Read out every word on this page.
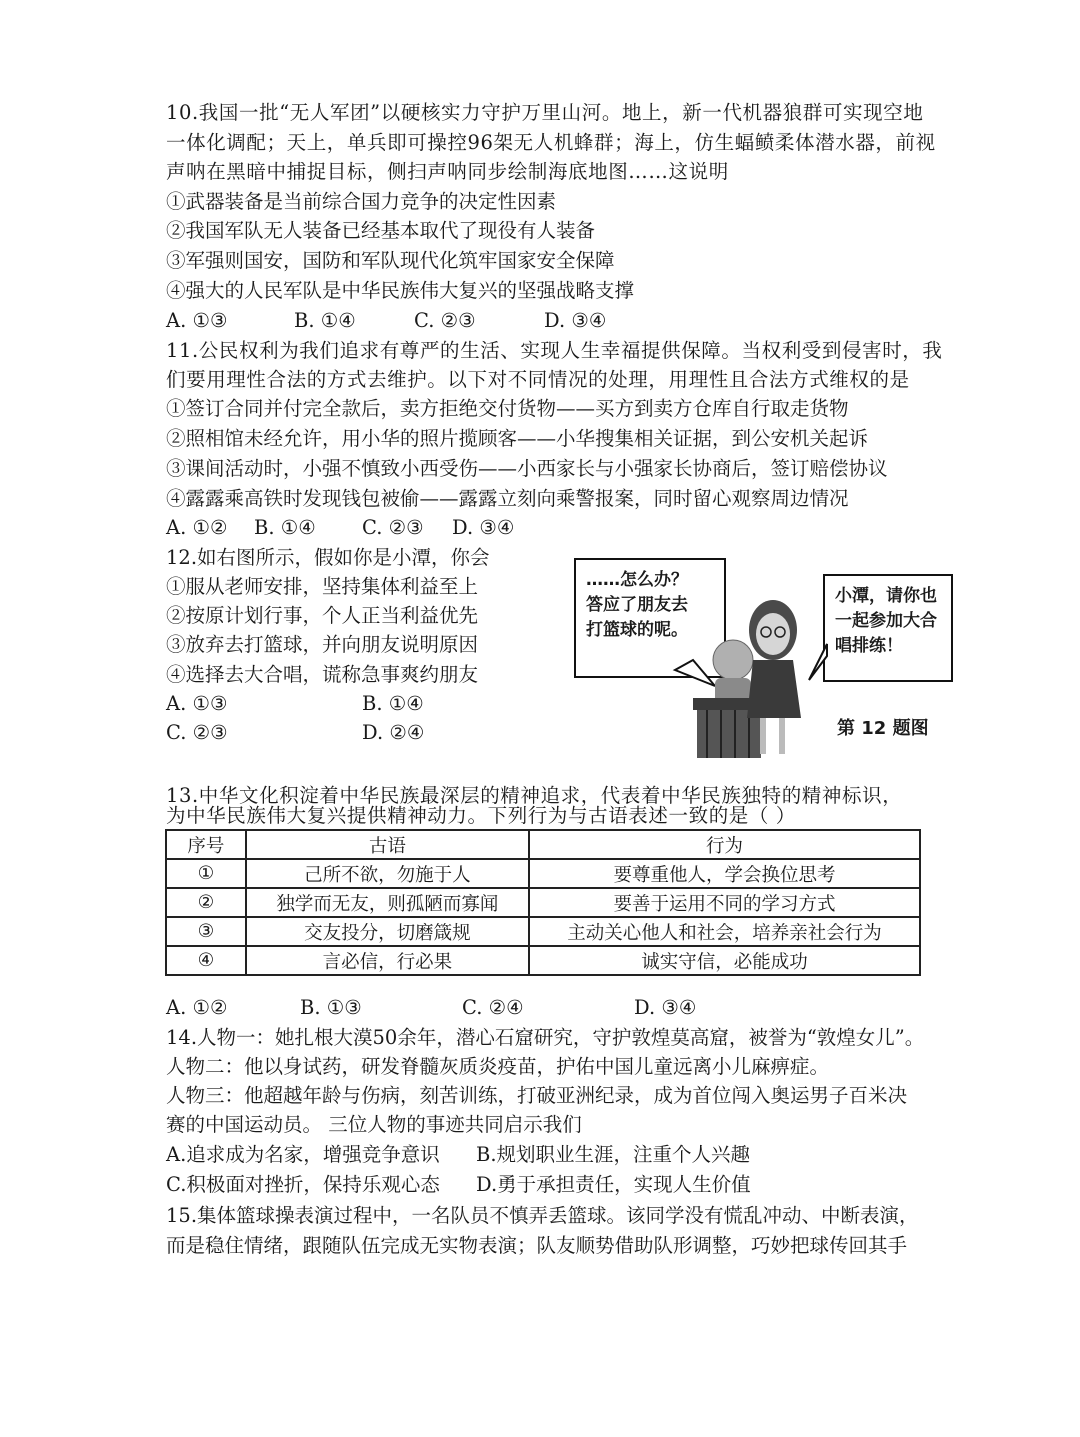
10.我国一批“无人军团”以硬核实力守护万里山河。地上，新一代机器狼群可实现空地

一体化调配；天上，单兵即可操控96架无人机蜂群；海上，仿生蝠鲼柔体潜水器，前视

声呐在黑暗中捕捉目标，侧扫声呐同步绘制海底地图……这说明

①武器装备是当前综合国力竞争的决定性因素

②我国军队无人装备已经基本取代了现役有人装备

③军强则国安，国防和军队现代化筑牢国家安全保障

④强大的人民军队是中华民族伟大复兴的坚强战略支撑

A. ①③	B. ①④	C. ②③	D. ③④

11.公民权利为我们追求有尊严的生活、实现人生幸福提供保障。当权利受到侵害时，我

们要用理性合法的方式去维护。以下对不同情况的处理，用理性且合法方式维权的是

①签订合同并付完全款后，卖方拒绝交付货物——买方到卖方仓库自行取走货物

②照相馆未经允许，用小华的照片揽顾客——小华搜集相关证据，到公安机关起诉

③课间活动时，小强不慎致小西受伤——小西家长与小强家长协商后，签订赔偿协议

④露露乘高铁时发现钱包被偷——露露立刻向乘警报案，同时留心观察周边情况

A. ①② B. ①④ C. ②③ D. ③④

12.如右图所示，假如你是小潭，你会

①服从老师安排，坚持集体利益至上

②按原计划行事，个人正当利益优先

③放弃去打篮球，并向朋友说明原因

④选择去大合唱，谎称急事爽约朋友

A. ①③	B. ①④
C. ②③	D. ②④
……怎么办？
答应了朋友去
打篮球的呢。
小潭，请你也
一起参加大合
唱排练！
第 12 题图

13.中华文化积淀着中华民族最深层的精神追求，代表着中华民族独特的精神标识，

为中华民族伟大复兴提供精神动力。下列行为与古语表述一致的是（ ）

序号	古语	行为
①	己所不欲，勿施于人	要尊重他人，学会换位思考
②	独学而无友，则孤陋而寡闻	要善于运用不同的学习方式
③	交友投分，切磨箴规	主动关心他人和社会，培养亲社会行为
④	言必信，行必果	诚实守信，必能成功
A. ①②	B. ①③	C. ②④	D. ③④

14.人物一：她扎根大漠50余年，潜心石窟研究，守护敦煌莫高窟，被誉为“敦煌女儿”。

人物二：他以身试药，研发脊髓灰质炎疫苗，护佑中国儿童远离小儿麻痹症。

人物三：他超越年龄与伤病，刻苦训练，打破亚洲纪录，成为首位闯入奥运男子百米决

赛的中国运动员。 三位人物的事迹共同启示我们

A.追求成为名家，增强竞争意识 B.规划职业生涯，注重个人兴趣
C.积极面对挫折，保持乐观心态 D.勇于承担责任，实现人生价值

15.集体篮球操表演过程中，一名队员不慎弄丢篮球。该同学没有慌乱冲动、中断表演，

而是稳住情绪，跟随队伍完成无实物表演；队友顺势借助队形调整，巧妙把球传回其手
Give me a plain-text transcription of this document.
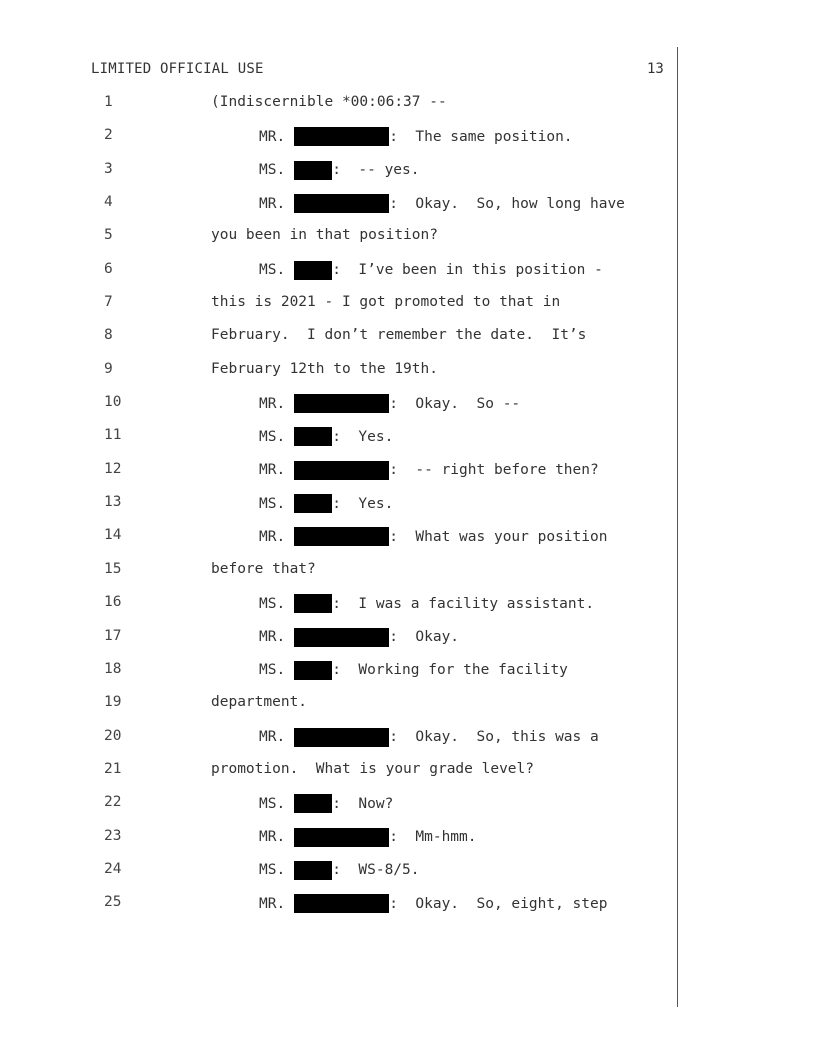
LIMITED OFFICIAL USE	13
1	(Indiscernible *00:06:37 --
2	MR.	:  The same position.
3	MS.	:  -- yes.
4	MR.	:  Okay.  So, how long have
5	you been in that position?
6	MS.	:  I’ve been in this position -
7	this is 2021 - I got promoted to that in
8	February.  I don’t remember the date.  It’s
9	February 12th to the 19th.
10	MR.	:  Okay.  So --
11	MS.	:  Yes.
12	MR.	:  -- right before then?
13	MS.	:  Yes.
14	MR.	:  What was your position
15	before that?
16	MS.	:  I was a facility assistant.
17	MR.	:  Okay.
18	MS.	:  Working for the facility
19	department.
20	MR.	:  Okay.  So, this was a
21	promotion.  What is your grade level?
22	MS.	:  Now?
23	MR.	:  Mm-hmm.
24	MS.	:  WS-8/5.
25	MR.	:  Okay.  So, eight, step
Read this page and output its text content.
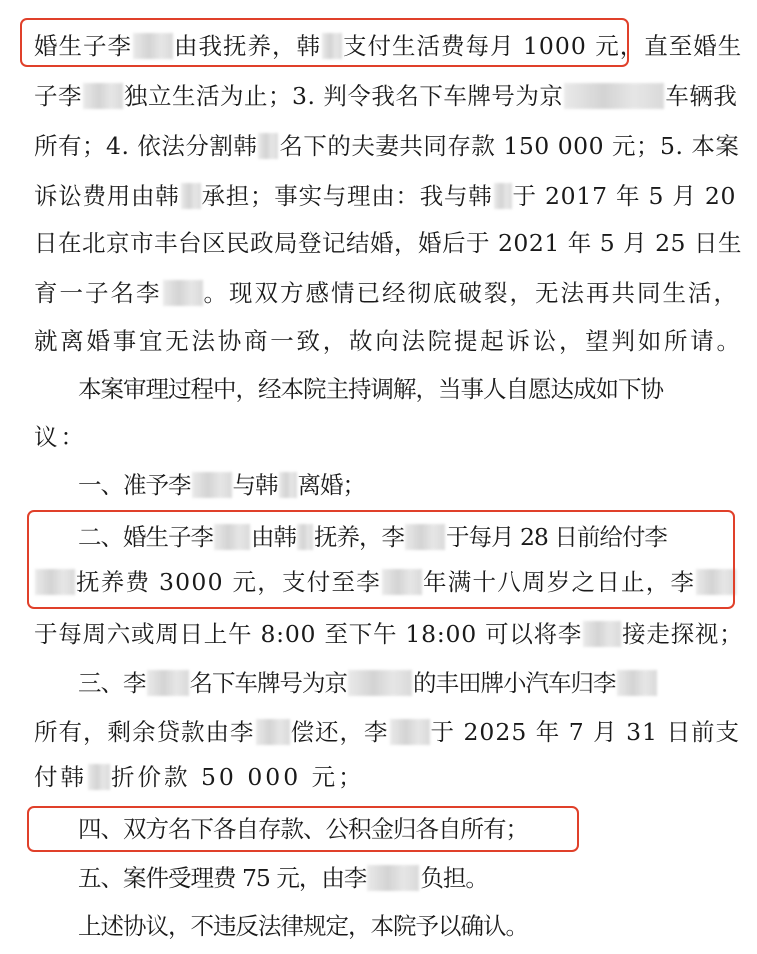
婚生子李 由我抚养，韩 支付生活费每月 1000 元，直至婚生
子李 独立生活为止；3. 判令我名下车牌号为京	车辆我
所有；4. 依法分割韩 名下的夫妻共同存款 150 000 元；5. 本案
诉讼费用由韩 承担；事实与理由：我与韩 于 2017 年 5 月 20
日在北京市丰台区民政局登记结婚，婚后于 2021 年 5 月 25 日生
育一子名李 。现双方感情已经彻底破裂，无法再共同生活，
就离婚事宜无法协商一致，故向法院提起诉讼，望判如所请。
本案审理过程中，经本院主持调解，当事人自愿达成如下协
议：
一、准予李 与韩 离婚；
二、婚生子李 由韩 抚养，李 于每月 28 日前给付李
抚养费 3000 元，支付至李 年满十八周岁之日止，李
于每周六或周日上午 8:00 至下午 18:00 可以将李 接走探视；
三、李 名下车牌号为京	的丰田牌小汽车归李
所有，剩余贷款由李 偿还，李 于 2025 年 7 月 31 日前支
付韩 折价款 50 000 元；
四、双方名下各自存款、公积金归各自所有；
五、案件受理费 75 元，由李 负担。
上述协议，不违反法律规定，本院予以确认。
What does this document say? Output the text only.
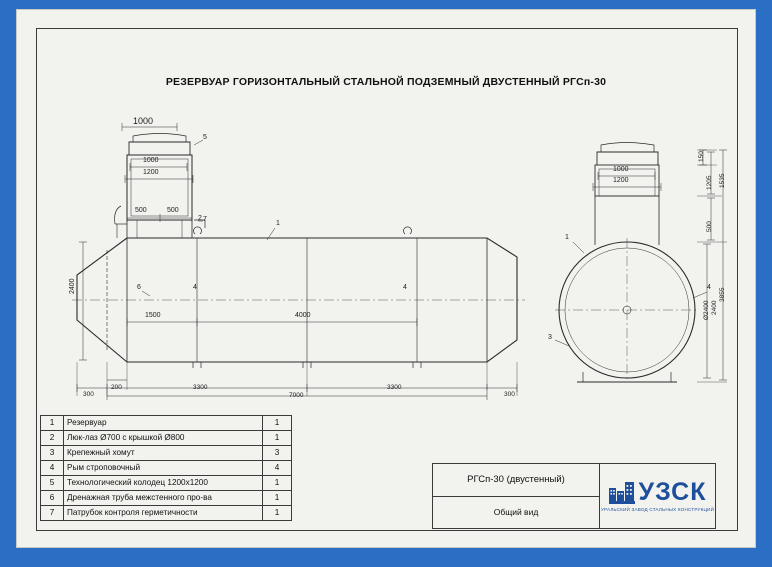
РЕЗЕРВУАР ГОРИЗОНТАЛЬНЫЙ СТАЛЬНОЙ ПОДЗЕМНЫЙ ДВУСТЕННЫЙ РГСп-30
1000
1000
1200
500	500
2400
1500	4000
300
200	3300
7000
3300
300
5
2 7
1
6	4	4
1000
1200
150
1205
500
1535
3855
Ø2400 2400
1
4
3
1	Резервуар	1
2	Люк-лаз Ø700 с крышкой Ø800	1
3	Крепежный хомут	3
4	Рым строповочный	4
5	Технологический колодец 1200х1200	1
6	Дренажная труба межстенного про-ва	1
7	Патрубок контроля герметичности	1
РГСп-30 (двустенный)
Общий вид
УЗСК
УРАЛЬСКИЙ ЗАВОД СТАЛЬНЫХ КОНСТРУКЦИЙ
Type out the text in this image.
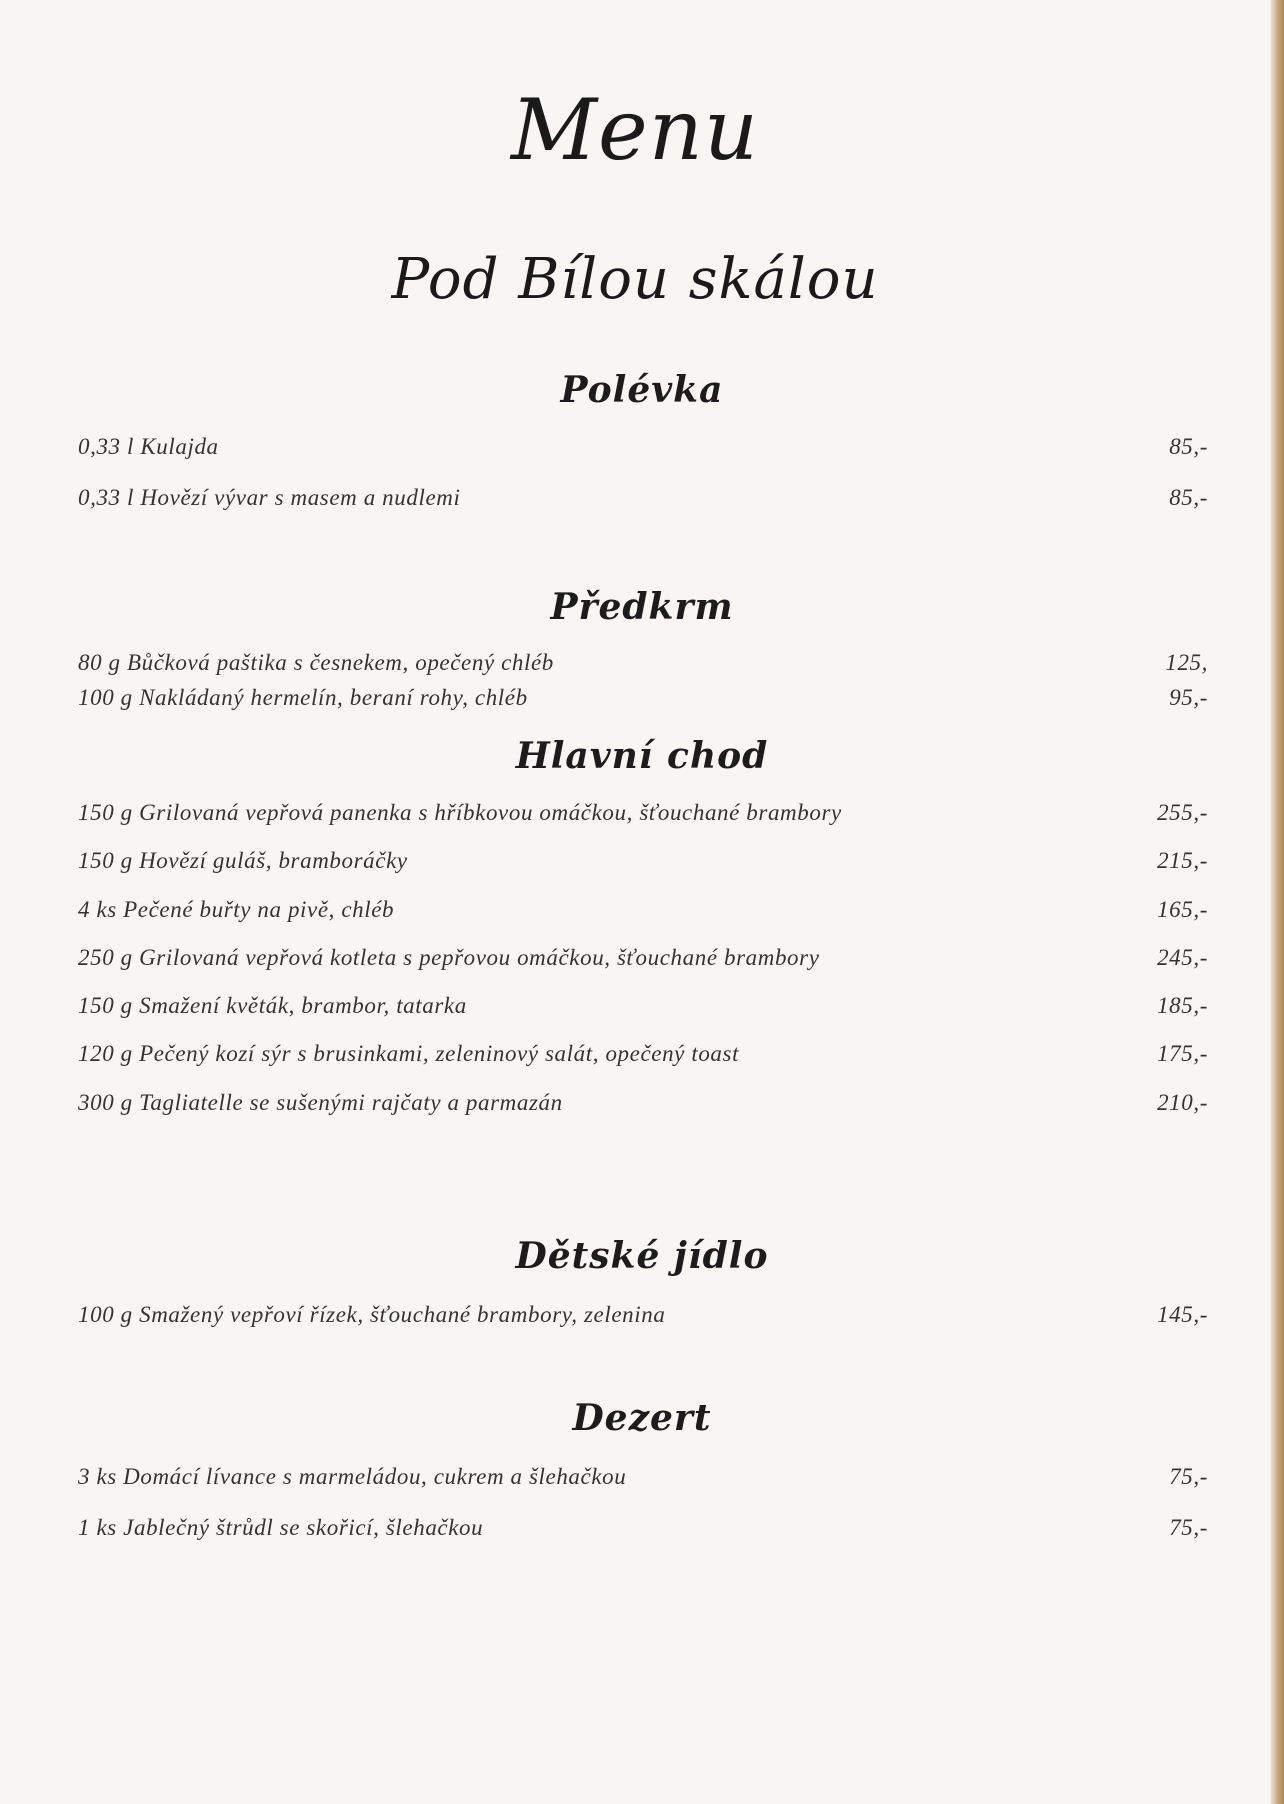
Menu
Pod Bílou skálou
Polévka
0,33 l Kulajda	85,-
0,33 l Hovězí vývar s masem a nudlemi	85,-
Předkrm
80 g Bůčková paštika s česnekem, opečený chléb	125,
100 g Nakládaný hermelín, beraní rohy, chléb	95,-
Hlavní chod
150 g Grilovaná vepřová panenka s hříbkovou omáčkou, šťouchané brambory	255,-
150 g Hovězí guláš, bramboráčky	215,-
4 ks Pečené buřty na pivě, chléb	165,-
250 g Grilovaná vepřová kotleta s pepřovou omáčkou, šťouchané brambory	245,-
150 g Smažení květák, brambor, tatarka	185,-
120 g Pečený kozí sýr s brusinkami, zeleninový salát, opečený toast	175,-
300 g Tagliatelle se sušenými rajčaty a parmazán	210,-
Dětské jídlo
100 g Smažený vepřoví řízek, šťouchané brambory, zelenina	145,-
Dezert
3 ks Domácí lívance s marmeládou, cukrem a šlehačkou	75,-
1 ks Jablečný štrůdl se skořicí, šlehačkou	75,-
+-------+
:: Task ::
Your task is to repeat the data above exactly while excluding the pictures.

:: Worked answer ::
Read out every word on this page.
10.我国一批“无人军团”以硬核实力守护万里山河。地上，新一代机器狼群可实现空地

一体化调配；天上，单兵即可操控96架无人机蜂群；海上，仿生蝠鲼柔体潜水器，前视

声呐在黑暗中捕捉目标，侧扫声呐同步绘制海底地图……这说明

①武器装备是当前综合国力竞争的决定性因素

②我国军队无人装备已经基本取代了现役有人装备

③军强则国安，国防和军队现代化筑牢国家安全保障

④强大的人民军队是中华民族伟大复兴的坚强战略支撑

A. ①③	B. ①④	C. ②③	D. ③④

11.公民权利为我们追求有尊严的生活、实现人生幸福提供保障。当权利受到侵害时，我

们要用理性合法的方式去维护。以下对不同情况的处理，用理性且合法方式维权的是

①签订合同并付完全款后，卖方拒绝交付货物——买方到卖方仓库自行取走货物

②照相馆未经允许，用小华的照片揽顾客——小华搜集相关证据，到公安机关起诉

③课间活动时，小强不慎致小西受伤——小西家长与小强家长协商后，签订赔偿协议

④露露乘高铁时发现钱包被偷——露露立刻向乘警报案，同时留心观察周边情况

A. ①② B. ①④ C. ②③ D. ③④

12.如右图所示，假如你是小潭，你会

①服从老师安排，坚持集体利益至上

②按原计划行事，个人正当利益优先

③放弃去打篮球，并向朋友说明原因

④选择去大合唱，谎称急事爽约朋友

A. ①③	B. ①④
C. ②③	D. ②④
……怎么办？
答应了朋友去
打篮球的呢。
小潭，请你也
一起参加大合
唱排练！
第 12 题图

13.中华文化积淀着中华民族最深层的精神追求，代表着中华民族独特的精神标识，

为中华民族伟大复兴提供精神动力。下列行为与古语表述一致的是（ ）

序号	古语	行为
①	己所不欲，勿施于人	要尊重他人，学会换位思考
②	独学而无友，则孤陋而寡闻	要善于运用不同的学习方式
③	交友投分，切磨箴规	主动关心他人和社会，培养亲社会行为
④	言必信，行必果	诚实守信，必能成功
A. ①②	B. ①③	C. ②④	D. ③④

14.人物一：她扎根大漠50余年，潜心石窟研究，守护敦煌莫高窟，被誉为“敦煌女儿”。

人物二：他以身试药，研发脊髓灰质炎疫苗，护佑中国儿童远离小儿麻痹症。

人物三：他超越年龄与伤病，刻苦训练，打破亚洲纪录，成为首位闯入奥运男子百米决

赛的中国运动员。 三位人物的事迹共同启示我们

A.追求成为名家，增强竞争意识 B.规划职业生涯，注重个人兴趣
C.积极面对挫折，保持乐观心态 D.勇于承担责任，实现人生价值

15.集体篮球操表演过程中，一名队员不慎弄丢篮球。该同学没有慌乱冲动、中断表演，

而是稳住情绪，跟随队伍完成无实物表演；队友顺势借助队形调整，巧妙把球传回其手
Give me a plain-text transcription of this document.
LIMITED OFFICIAL USE	13
1	(Indiscernible *00:06:37 --
2	MR.	:  The same position.
3	MS.	:  -- yes.
4	MR.	:  Okay.  So, how long have
5	you been in that position?
6	MS.	:  I’ve been in this position -
7	this is 2021 - I got promoted to that in
8	February.  I don’t remember the date.  It’s
9	February 12th to the 19th.
10	MR.	:  Okay.  So --
11	MS.	:  Yes.
12	MR.	:  -- right before then?
13	MS.	:  Yes.
14	MR.	:  What was your position
15	before that?
16	MS.	:  I was a facility assistant.
17	MR.	:  Okay.
18	MS.	:  Working for the facility
19	department.
20	MR.	:  Okay.  So, this was a
21	promotion.  What is your grade level?
22	MS.	:  Now?
23	MR.	:  Mm-hmm.
24	MS.	:  WS-8/5.
25	MR.	:  Okay.  So, eight, step
Read this page and output its text content.
婚生子李 由我抚养，韩 支付生活费每月 1000 元，直至婚生
子李 独立生活为止；3. 判令我名下车牌号为京	车辆我
所有；4. 依法分割韩 名下的夫妻共同存款 150 000 元；5. 本案
诉讼费用由韩 承担；事实与理由：我与韩 于 2017 年 5 月 20
日在北京市丰台区民政局登记结婚，婚后于 2021 年 5 月 25 日生
育一子名李 。现双方感情已经彻底破裂，无法再共同生活，
就离婚事宜无法协商一致，故向法院提起诉讼，望判如所请。
本案审理过程中，经本院主持调解，当事人自愿达成如下协
议：
一、准予李 与韩 离婚；
二、婚生子李 由韩 抚养，李 于每月 28 日前给付李
抚养费 3000 元，支付至李 年满十八周岁之日止，李
于每周六或周日上午 8:00 至下午 18:00 可以将李 接走探视；
三、李 名下车牌号为京	的丰田牌小汽车归李
所有，剩余贷款由李 偿还，李 于 2025 年 7 月 31 日前支
付韩 折价款 50 000 元；
四、双方名下各自存款、公积金归各自所有；
五、案件受理费 75 元，由李 负担。
上述协议，不违反法律规定，本院予以确认。
What does this document say? Output the text only.
РЕЗЕРВУАР ГОРИЗОНТАЛЬНЫЙ СТАЛЬНОЙ ПОДЗЕМНЫЙ ДВУСТЕННЫЙ РГСп-30
1000
1000
1200
500	500
2400
1500	4000
300
200	3300
7000
3300
300
5
2 7
1
6	4	4
1000
1200
150
1205
500
1535
3855
Ø2400 2400
1
4
3
1	Резервуар	1
2	Люк-лаз Ø700 с крышкой Ø800	1
3	Крепежный хомут	3
4	Рым строповочный	4
5	Технологический колодец 1200х1200	1
6	Дренажная труба межстенного про-ва	1
7	Патрубок контроля герметичности	1
РГСп-30 (двустенный)
Общий вид
УЗСК
УРАЛЬСКИЙ ЗАВОД СТАЛЬНЫХ КОНСТРУКЦИЙ
Type out the text in this image.
Menu
Pod Bílou skálou
Polévka
0,33 l Kulajda	85,-
0,33 l Hovězí vývar s masem a nudlemi	85,-
Předkrm
80 g Bůčková paštika s česnekem, opečený chléb	125,
100 g Nakládaný hermelín, beraní rohy, chléb	95,-
Hlavní chod
150 g Grilovaná vepřová panenka s hříbkovou omáčkou, šťouchané brambory	255,-
150 g Hovězí guláš, bramboráčky	215,-
4 ks Pečené buřty na pivě, chléb	165,-
250 g Grilovaná vepřová kotleta s pepřovou omáčkou, šťouchané brambory	245,-
150 g Smažení květák, brambor, tatarka	185,-
120 g Pečený kozí sýr s brusinkami, zeleninový salát, opečený toast	175,-
300 g Tagliatelle se sušenými rajčaty a parmazán	210,-
Dětské jídlo
100 g Smažený vepřoví řízek, šťouchané brambory, zelenina	145,-
Dezert
3 ks Domácí lívance s marmeládou, cukrem a šlehačkou	75,-
1 ks Jablečný štrůdl se skořicí, šlehačkou	75,-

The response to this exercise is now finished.